-- INPUT RECORDS start --

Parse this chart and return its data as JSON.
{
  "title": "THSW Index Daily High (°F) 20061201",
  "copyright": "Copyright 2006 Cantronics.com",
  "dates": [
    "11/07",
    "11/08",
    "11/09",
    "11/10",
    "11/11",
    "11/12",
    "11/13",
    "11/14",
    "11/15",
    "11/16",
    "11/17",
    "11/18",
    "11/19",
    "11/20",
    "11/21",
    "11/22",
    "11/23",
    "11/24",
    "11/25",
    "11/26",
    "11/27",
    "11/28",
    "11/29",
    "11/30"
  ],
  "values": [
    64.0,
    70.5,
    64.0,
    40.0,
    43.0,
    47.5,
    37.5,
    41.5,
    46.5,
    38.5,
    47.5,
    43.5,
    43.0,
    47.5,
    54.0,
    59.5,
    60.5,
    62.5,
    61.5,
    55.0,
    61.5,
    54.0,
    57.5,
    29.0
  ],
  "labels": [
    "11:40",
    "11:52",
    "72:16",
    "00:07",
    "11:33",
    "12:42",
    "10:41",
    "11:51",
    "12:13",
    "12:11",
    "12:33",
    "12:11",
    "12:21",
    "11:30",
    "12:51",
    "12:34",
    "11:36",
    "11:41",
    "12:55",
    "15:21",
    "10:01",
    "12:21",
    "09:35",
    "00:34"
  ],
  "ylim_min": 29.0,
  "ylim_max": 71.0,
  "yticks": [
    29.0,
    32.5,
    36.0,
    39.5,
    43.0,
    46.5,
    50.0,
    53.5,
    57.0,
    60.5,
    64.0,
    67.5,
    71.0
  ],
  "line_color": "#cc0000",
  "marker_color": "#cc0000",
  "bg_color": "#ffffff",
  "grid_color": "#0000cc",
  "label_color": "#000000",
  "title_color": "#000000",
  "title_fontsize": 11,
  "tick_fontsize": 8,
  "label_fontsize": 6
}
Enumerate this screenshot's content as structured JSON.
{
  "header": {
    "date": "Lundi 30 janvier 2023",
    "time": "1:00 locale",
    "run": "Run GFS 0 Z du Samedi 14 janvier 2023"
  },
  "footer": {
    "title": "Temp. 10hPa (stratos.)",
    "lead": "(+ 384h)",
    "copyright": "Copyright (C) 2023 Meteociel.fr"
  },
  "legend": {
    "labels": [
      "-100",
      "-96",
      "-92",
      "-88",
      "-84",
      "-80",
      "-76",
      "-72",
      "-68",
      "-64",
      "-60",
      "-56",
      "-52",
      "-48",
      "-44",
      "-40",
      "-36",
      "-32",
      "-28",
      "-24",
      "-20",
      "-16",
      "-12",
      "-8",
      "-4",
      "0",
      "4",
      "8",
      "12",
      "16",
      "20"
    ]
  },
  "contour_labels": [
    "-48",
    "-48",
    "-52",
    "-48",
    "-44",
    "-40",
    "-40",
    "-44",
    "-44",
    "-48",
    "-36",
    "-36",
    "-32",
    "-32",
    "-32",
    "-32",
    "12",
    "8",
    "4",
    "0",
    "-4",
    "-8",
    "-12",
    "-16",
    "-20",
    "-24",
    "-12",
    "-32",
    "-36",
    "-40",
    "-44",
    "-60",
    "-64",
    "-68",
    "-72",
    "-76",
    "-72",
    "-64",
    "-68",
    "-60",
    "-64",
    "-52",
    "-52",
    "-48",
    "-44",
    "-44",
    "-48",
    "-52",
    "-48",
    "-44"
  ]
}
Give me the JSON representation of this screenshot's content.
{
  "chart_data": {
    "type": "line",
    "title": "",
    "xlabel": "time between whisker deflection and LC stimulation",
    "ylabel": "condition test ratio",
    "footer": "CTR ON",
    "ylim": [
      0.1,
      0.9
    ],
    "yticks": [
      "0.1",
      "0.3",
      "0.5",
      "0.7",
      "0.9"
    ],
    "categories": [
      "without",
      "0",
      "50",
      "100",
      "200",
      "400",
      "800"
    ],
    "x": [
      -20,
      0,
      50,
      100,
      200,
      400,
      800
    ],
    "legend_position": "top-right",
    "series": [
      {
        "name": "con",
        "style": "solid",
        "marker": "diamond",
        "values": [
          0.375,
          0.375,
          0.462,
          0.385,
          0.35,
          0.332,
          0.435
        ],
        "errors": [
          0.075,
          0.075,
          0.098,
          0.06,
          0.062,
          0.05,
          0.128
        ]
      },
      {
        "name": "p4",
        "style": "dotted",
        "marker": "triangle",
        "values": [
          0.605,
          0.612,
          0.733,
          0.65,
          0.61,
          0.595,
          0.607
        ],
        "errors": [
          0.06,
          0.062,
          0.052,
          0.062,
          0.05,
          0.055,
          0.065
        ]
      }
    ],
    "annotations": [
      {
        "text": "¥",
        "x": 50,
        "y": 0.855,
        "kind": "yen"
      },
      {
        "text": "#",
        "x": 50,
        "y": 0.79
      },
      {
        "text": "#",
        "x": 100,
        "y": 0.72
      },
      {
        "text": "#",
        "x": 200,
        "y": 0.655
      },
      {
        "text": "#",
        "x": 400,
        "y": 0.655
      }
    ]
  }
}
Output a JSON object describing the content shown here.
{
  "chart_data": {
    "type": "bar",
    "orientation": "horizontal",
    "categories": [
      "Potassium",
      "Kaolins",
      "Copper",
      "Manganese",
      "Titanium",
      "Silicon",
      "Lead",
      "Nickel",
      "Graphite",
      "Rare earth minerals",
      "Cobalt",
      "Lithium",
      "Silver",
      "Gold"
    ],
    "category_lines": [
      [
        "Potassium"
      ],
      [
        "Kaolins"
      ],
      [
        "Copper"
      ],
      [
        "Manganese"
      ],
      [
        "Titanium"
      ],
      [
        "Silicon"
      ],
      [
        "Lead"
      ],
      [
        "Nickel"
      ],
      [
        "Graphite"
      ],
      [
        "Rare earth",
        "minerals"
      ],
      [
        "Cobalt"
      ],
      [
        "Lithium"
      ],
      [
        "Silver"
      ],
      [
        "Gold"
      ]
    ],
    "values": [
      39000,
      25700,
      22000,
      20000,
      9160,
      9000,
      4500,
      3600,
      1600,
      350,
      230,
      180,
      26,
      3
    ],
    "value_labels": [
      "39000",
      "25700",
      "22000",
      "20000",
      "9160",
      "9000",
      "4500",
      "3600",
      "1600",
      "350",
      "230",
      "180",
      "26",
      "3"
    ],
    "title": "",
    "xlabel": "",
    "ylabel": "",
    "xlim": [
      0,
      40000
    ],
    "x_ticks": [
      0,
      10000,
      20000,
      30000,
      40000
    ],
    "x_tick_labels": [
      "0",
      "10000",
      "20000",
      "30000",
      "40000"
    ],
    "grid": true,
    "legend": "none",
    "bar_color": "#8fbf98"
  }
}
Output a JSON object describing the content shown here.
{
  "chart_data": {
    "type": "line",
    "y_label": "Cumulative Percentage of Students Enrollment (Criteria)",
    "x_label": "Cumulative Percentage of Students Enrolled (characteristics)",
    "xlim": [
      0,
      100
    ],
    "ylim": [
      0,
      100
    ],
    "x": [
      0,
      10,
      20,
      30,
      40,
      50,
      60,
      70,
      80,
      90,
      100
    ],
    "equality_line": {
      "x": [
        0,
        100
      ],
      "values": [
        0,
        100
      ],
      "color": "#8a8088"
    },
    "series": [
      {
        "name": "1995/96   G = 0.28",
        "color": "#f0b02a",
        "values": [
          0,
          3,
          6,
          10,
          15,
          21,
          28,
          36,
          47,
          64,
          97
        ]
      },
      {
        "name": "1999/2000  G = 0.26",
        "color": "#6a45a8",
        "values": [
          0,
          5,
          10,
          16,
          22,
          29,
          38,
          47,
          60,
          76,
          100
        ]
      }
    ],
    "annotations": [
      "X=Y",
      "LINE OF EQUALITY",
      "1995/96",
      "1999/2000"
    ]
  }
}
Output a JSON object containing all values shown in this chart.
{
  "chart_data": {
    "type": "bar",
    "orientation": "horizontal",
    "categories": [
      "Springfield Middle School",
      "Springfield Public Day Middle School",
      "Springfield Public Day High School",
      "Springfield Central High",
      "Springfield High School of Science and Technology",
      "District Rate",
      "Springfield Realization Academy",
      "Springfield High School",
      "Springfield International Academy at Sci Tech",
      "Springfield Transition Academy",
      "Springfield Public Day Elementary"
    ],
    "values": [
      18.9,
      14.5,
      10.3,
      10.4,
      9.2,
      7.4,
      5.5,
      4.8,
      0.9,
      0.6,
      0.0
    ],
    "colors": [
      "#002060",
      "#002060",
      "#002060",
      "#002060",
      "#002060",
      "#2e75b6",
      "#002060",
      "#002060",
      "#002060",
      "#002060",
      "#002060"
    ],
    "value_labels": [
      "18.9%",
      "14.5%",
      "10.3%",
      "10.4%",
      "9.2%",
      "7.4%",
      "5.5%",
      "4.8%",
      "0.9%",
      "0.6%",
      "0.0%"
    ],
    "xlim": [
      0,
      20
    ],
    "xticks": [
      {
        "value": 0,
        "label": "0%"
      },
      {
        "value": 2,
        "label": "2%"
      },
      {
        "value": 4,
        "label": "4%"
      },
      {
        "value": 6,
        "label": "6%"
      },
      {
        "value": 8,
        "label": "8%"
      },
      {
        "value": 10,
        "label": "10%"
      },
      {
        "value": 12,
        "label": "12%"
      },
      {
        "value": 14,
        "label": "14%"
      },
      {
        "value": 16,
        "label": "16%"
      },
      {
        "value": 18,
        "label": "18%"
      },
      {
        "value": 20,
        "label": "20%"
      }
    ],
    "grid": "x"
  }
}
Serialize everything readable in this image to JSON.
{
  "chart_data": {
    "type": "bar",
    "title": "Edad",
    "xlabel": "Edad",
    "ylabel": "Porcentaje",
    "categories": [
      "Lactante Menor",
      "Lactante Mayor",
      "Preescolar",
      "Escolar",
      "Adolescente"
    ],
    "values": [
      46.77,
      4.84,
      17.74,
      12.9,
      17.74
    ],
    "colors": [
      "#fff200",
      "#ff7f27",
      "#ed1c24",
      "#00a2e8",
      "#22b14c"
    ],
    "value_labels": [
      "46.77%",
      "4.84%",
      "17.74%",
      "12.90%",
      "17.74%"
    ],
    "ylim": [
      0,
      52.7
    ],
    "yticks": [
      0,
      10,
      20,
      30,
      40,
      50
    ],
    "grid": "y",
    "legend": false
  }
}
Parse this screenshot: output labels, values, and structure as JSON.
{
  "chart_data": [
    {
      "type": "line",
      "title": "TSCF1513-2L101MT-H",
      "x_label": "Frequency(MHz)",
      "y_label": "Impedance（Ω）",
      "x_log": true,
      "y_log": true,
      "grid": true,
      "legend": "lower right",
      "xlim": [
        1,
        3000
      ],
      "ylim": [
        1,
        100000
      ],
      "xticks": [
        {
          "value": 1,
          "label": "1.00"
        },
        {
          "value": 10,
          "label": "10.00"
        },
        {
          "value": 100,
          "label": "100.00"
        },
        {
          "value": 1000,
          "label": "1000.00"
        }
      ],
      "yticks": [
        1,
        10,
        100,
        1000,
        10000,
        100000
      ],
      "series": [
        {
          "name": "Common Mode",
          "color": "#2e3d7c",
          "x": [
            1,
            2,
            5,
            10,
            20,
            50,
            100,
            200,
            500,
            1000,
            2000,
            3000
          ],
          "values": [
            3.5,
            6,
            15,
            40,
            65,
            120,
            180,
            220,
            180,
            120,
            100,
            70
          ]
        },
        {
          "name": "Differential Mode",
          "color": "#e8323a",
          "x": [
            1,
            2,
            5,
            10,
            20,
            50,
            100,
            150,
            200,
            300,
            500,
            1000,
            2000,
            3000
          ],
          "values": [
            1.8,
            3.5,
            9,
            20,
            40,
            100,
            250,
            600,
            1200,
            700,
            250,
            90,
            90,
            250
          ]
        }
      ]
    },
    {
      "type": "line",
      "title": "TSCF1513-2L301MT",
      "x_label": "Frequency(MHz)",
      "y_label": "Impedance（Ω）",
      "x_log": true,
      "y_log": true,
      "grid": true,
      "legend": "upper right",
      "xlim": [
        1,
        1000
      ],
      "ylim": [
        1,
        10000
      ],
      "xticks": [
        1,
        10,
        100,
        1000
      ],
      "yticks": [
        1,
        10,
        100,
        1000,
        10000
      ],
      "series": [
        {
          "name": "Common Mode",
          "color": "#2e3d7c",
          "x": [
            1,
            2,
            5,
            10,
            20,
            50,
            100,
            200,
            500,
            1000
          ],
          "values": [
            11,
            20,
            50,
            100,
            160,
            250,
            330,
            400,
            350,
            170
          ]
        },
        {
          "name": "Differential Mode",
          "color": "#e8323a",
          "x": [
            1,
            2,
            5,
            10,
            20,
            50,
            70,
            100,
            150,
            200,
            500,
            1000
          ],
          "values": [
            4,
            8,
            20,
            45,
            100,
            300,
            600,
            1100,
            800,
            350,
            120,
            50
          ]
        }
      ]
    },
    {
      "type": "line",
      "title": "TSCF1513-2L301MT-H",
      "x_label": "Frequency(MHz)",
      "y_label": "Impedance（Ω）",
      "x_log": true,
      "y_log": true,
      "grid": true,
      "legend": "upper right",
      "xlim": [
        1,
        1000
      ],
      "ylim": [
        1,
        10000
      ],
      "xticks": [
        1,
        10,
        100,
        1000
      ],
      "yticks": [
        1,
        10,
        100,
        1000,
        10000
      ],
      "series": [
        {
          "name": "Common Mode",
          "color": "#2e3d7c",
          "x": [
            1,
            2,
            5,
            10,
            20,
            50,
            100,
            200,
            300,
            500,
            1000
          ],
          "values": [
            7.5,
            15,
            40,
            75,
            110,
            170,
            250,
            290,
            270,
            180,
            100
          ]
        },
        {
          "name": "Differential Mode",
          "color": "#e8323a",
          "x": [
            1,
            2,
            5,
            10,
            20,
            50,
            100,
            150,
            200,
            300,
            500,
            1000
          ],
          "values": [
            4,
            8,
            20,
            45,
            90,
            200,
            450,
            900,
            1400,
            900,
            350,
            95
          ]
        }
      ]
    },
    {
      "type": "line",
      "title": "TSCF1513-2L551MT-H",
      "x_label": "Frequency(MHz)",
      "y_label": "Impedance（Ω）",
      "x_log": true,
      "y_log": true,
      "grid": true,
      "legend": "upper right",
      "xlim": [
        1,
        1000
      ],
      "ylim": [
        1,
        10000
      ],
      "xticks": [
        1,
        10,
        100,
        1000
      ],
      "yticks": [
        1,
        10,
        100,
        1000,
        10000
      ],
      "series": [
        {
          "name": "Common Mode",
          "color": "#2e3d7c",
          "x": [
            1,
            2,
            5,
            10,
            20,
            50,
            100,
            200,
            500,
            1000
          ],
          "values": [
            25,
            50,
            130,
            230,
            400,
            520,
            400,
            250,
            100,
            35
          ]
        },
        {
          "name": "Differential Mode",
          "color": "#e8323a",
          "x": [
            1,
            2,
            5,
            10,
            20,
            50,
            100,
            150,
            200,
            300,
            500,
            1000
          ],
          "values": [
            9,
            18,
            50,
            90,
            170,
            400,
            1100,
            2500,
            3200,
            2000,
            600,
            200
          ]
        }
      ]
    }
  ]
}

-- INPUT RECORDS end --

Copy all lines from the material that include "xlabel".

__CORRECT RESULT__.
    "xlabel": "time between whisker deflection and LC stimulation",
    "xlabel": "",
    "xlabel": "Edad",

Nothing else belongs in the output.